What the task asks
Every entry below should be transcribed exactly; pictures stay out of the copy.

# Start of Given records

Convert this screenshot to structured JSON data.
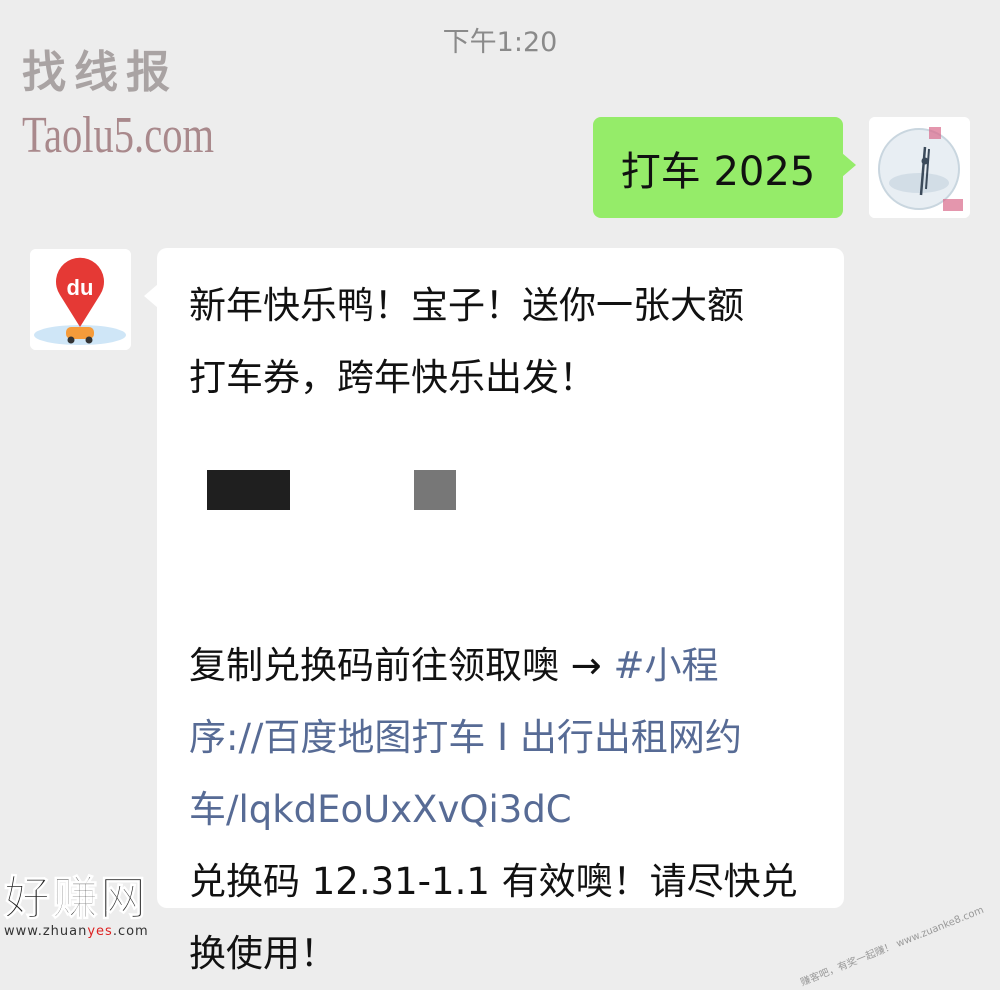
{
  "header": {
    "timestamp": "下午1:20"
  },
  "watermarks": {
    "top_left_line1": "找线报",
    "top_left_line2": "Taolu5.com",
    "bottom_left_main": "好赚网",
    "bottom_left_url_prefix": "www.zhuan",
    "bottom_left_url_highlight": "yes",
    "bottom_left_url_suffix": ".com",
    "bottom_right": "赚客吧，有奖一起赚！ www.zuanke8.com"
  },
  "messages": {
    "sent": {
      "text": "打车 2025",
      "avatar_icon": "user-avatar-icon"
    },
    "received": {
      "avatar_icon": "baidu-maps-du-icon",
      "lines": {
        "l1": "新年快乐鸭！宝子！送你一张大额",
        "l2": "打车券，跨年快乐出发！",
        "l3_text": "复制兑换码前往领取噢 → ",
        "l3_link": "#小程",
        "l4_link": "序://百度地图打车 I 出行出租网约",
        "l5_link": "车/lqkdEoUxXvQi3dC",
        "l6": "兑换码 12.31-1.1 有效噢！请尽快兑",
        "l7": "换使用！"
      }
    }
  },
  "colors": {
    "sent_bubble": "#95ec69",
    "link": "#576b95",
    "background": "#ededed",
    "baidu_red": "#e53935"
  }
}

# End of Given records

Answer for this exercise
Convert this screenshot to structured JSON data.
{
  "header": {
    "timestamp": "下午1:20"
  },
  "watermarks": {
    "top_left_line1": "找线报",
    "top_left_line2": "Taolu5.com",
    "bottom_left_main": "好赚网",
    "bottom_left_url_prefix": "www.zhuan",
    "bottom_left_url_highlight": "yes",
    "bottom_left_url_suffix": ".com",
    "bottom_right": "赚客吧，有奖一起赚！ www.zuanke8.com"
  },
  "messages": {
    "sent": {
      "text": "打车 2025",
      "avatar_icon": "user-avatar-icon"
    },
    "received": {
      "avatar_icon": "baidu-maps-du-icon",
      "lines": {
        "l1": "新年快乐鸭！宝子！送你一张大额",
        "l2": "打车券，跨年快乐出发！",
        "l3_text": "复制兑换码前往领取噢 → ",
        "l3_link": "#小程",
        "l4_link": "序://百度地图打车 I 出行出租网约",
        "l5_link": "车/lqkdEoUxXvQi3dC",
        "l6": "兑换码 12.31-1.1 有效噢！请尽快兑",
        "l7": "换使用！"
      }
    }
  },
  "colors": {
    "sent_bubble": "#95ec69",
    "link": "#576b95",
    "background": "#ededed",
    "baidu_red": "#e53935"
  }
}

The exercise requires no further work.